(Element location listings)
********

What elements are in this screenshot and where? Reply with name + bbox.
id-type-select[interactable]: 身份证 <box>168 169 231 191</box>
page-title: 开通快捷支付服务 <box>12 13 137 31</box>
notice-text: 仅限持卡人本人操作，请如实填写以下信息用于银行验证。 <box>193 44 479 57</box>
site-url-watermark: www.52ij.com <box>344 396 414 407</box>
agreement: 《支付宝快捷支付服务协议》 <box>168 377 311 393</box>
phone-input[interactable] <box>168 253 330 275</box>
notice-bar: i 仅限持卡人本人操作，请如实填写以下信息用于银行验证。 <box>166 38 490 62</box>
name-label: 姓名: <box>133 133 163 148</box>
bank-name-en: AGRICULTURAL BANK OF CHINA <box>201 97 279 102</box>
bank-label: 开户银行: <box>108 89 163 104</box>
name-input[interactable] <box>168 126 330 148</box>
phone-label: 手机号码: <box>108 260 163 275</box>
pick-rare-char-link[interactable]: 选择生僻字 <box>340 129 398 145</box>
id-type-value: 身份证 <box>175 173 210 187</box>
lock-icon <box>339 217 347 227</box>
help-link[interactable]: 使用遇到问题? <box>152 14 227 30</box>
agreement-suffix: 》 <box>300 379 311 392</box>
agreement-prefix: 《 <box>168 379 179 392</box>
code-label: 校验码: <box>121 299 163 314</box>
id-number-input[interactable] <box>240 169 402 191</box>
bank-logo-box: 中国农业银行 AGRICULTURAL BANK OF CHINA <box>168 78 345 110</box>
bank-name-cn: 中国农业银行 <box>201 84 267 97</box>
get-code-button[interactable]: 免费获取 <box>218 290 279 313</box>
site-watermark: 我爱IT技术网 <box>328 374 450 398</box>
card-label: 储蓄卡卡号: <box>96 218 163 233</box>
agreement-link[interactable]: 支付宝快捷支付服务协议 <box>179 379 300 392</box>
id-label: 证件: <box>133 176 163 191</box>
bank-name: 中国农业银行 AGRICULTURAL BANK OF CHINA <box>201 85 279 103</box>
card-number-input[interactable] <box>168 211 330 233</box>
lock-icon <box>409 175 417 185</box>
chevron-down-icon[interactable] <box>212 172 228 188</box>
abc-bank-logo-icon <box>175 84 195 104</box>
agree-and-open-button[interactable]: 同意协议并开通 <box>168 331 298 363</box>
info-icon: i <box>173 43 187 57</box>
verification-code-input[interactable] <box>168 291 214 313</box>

********

◆ Given task ◆
Pick out every line of the items above that contains the string "agreement", matching its case exactly, and copy those lines.

◆ Correct response ◆
agreement: 《支付宝快捷支付服务协议》 <box>168 377 311 393</box>
agreement-suffix: 》 <box>300 379 311 392</box>
agreement-prefix: 《 <box>168 379 179 392</box>
agreement-link[interactable]: 支付宝快捷支付服务协议 <box>179 379 300 392</box>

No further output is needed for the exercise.